GIVEN EXERCISE
Repeat everything in the material exactly.

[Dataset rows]
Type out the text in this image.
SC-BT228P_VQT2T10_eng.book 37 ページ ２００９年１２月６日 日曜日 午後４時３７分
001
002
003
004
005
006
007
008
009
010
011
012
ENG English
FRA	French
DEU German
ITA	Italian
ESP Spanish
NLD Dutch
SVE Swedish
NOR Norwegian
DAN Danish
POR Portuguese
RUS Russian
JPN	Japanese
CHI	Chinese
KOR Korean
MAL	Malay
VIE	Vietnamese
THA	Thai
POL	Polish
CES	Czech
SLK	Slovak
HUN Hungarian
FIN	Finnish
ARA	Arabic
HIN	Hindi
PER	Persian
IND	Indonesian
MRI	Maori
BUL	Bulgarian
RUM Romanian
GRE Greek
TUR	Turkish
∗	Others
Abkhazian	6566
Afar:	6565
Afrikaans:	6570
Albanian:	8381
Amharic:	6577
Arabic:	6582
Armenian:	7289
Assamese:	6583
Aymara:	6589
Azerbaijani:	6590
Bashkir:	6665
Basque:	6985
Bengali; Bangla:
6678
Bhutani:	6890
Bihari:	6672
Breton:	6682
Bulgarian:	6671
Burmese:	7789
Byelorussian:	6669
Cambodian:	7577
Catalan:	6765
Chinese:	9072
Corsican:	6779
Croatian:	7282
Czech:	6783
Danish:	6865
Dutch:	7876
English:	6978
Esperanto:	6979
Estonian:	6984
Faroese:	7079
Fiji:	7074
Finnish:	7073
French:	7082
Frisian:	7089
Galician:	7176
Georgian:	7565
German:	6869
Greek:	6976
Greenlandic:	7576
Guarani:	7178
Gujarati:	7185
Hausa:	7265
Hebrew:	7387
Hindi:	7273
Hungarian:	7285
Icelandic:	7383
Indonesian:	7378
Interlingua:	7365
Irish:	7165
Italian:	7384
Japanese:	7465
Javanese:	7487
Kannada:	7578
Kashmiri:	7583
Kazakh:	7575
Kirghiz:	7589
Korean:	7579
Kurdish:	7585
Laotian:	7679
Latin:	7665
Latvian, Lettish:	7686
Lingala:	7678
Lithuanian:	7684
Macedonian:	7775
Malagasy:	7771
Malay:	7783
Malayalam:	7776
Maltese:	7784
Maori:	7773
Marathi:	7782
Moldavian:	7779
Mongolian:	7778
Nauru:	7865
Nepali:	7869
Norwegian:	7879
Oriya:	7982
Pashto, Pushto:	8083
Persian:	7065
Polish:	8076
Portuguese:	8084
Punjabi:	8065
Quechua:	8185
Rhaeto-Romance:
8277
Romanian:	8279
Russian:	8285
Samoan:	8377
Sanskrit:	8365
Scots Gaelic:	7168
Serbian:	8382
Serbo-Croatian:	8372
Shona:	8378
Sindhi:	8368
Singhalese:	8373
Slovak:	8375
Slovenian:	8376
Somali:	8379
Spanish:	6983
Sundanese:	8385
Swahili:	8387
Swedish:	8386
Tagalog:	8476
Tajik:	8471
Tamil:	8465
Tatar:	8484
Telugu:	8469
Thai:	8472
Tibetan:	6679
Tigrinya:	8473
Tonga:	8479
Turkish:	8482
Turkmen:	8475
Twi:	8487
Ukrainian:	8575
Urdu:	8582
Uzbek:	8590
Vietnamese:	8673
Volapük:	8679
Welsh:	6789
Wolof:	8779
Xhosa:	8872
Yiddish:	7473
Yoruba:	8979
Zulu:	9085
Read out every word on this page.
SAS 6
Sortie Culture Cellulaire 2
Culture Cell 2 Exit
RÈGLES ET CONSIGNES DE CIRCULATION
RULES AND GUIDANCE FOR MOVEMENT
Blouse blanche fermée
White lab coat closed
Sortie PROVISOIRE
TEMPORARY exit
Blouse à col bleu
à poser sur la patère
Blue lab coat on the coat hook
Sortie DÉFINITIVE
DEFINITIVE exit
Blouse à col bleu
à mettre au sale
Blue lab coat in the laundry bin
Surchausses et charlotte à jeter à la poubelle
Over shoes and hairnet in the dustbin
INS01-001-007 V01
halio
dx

EXERCISE OUTPUT
Type out the text in this image.
SC-BT228P_VQT2T10_eng.book 37 ページ ２００９年１２月６日 日曜日 午後４時３７分
001
002
003
004
005
006
007
008
009
010
011
012
ENG English
FRA	French
DEU German
ITA	Italian
ESP Spanish
NLD Dutch
SVE Swedish
NOR Norwegian
DAN Danish
POR Portuguese
RUS Russian
JPN	Japanese
CHI	Chinese
KOR Korean
MAL	Malay
VIE	Vietnamese
THA	Thai
POL	Polish
CES	Czech
SLK	Slovak
HUN Hungarian
FIN	Finnish
ARA	Arabic
HIN	Hindi
PER	Persian
IND	Indonesian
MRI	Maori
BUL	Bulgarian
RUM Romanian
GRE Greek
TUR	Turkish
∗	Others
Abkhazian	6566
Afar:	6565
Afrikaans:	6570
Albanian:	8381
Amharic:	6577
Arabic:	6582
Armenian:	7289
Assamese:	6583
Aymara:	6589
Azerbaijani:	6590
Bashkir:	6665
Basque:	6985
Bengali; Bangla:
6678
Bhutani:	6890
Bihari:	6672
Breton:	6682
Bulgarian:	6671
Burmese:	7789
Byelorussian:	6669
Cambodian:	7577
Catalan:	6765
Chinese:	9072
Corsican:	6779
Croatian:	7282
Czech:	6783
Danish:	6865
Dutch:	7876
English:	6978
Esperanto:	6979
Estonian:	6984
Faroese:	7079
Fiji:	7074
Finnish:	7073
French:	7082
Frisian:	7089
Galician:	7176
Georgian:	7565
German:	6869
Greek:	6976
Greenlandic:	7576
Guarani:	7178
Gujarati:	7185
Hausa:	7265
Hebrew:	7387
Hindi:	7273
Hungarian:	7285
Icelandic:	7383
Indonesian:	7378
Interlingua:	7365
Irish:	7165
Italian:	7384
Japanese:	7465
Javanese:	7487
Kannada:	7578
Kashmiri:	7583
Kazakh:	7575
Kirghiz:	7589
Korean:	7579
Kurdish:	7585
Laotian:	7679
Latin:	7665
Latvian, Lettish:	7686
Lingala:	7678
Lithuanian:	7684
Macedonian:	7775
Malagasy:	7771
Malay:	7783
Malayalam:	7776
Maltese:	7784
Maori:	7773
Marathi:	7782
Moldavian:	7779
Mongolian:	7778
Nauru:	7865
Nepali:	7869
Norwegian:	7879
Oriya:	7982
Pashto, Pushto:	8083
Persian:	7065
Polish:	8076
Portuguese:	8084
Punjabi:	8065
Quechua:	8185
Rhaeto-Romance:
8277
Romanian:	8279
Russian:	8285
Samoan:	8377
Sanskrit:	8365
Scots Gaelic:	7168
Serbian:	8382
Serbo-Croatian:	8372
Shona:	8378
Sindhi:	8368
Singhalese:	8373
Slovak:	8375
Slovenian:	8376
Somali:	8379
Spanish:	6983
Sundanese:	8385
Swahili:	8387
Swedish:	8386
Tagalog:	8476
Tajik:	8471
Tamil:	8465
Tatar:	8484
Telugu:	8469
Thai:	8472
Tibetan:	6679
Tigrinya:	8473
Tonga:	8479
Turkish:	8482
Turkmen:	8475
Twi:	8487
Ukrainian:	8575
Urdu:	8582
Uzbek:	8590
Vietnamese:	8673
Volapük:	8679
Welsh:	6789
Wolof:	8779
Xhosa:	8872
Yiddish:	7473
Yoruba:	8979
Zulu:	9085
Read out every word on this page.
SAS 6
Sortie Culture Cellulaire 2
Culture Cell 2 Exit
RÈGLES ET CONSIGNES DE CIRCULATION
RULES AND GUIDANCE FOR MOVEMENT
Blouse blanche fermée
White lab coat closed
Sortie PROVISOIRE
TEMPORARY exit
Blouse à col bleu
à poser sur la patère
Blue lab coat on the coat hook
Sortie DÉFINITIVE
DEFINITIVE exit
Blouse à col bleu
à mettre au sale
Blue lab coat in the laundry bin
Surchausses et charlotte à jeter à la poubelle
Over shoes and hairnet in the dustbin
INS01-001-007 V01
halio
dx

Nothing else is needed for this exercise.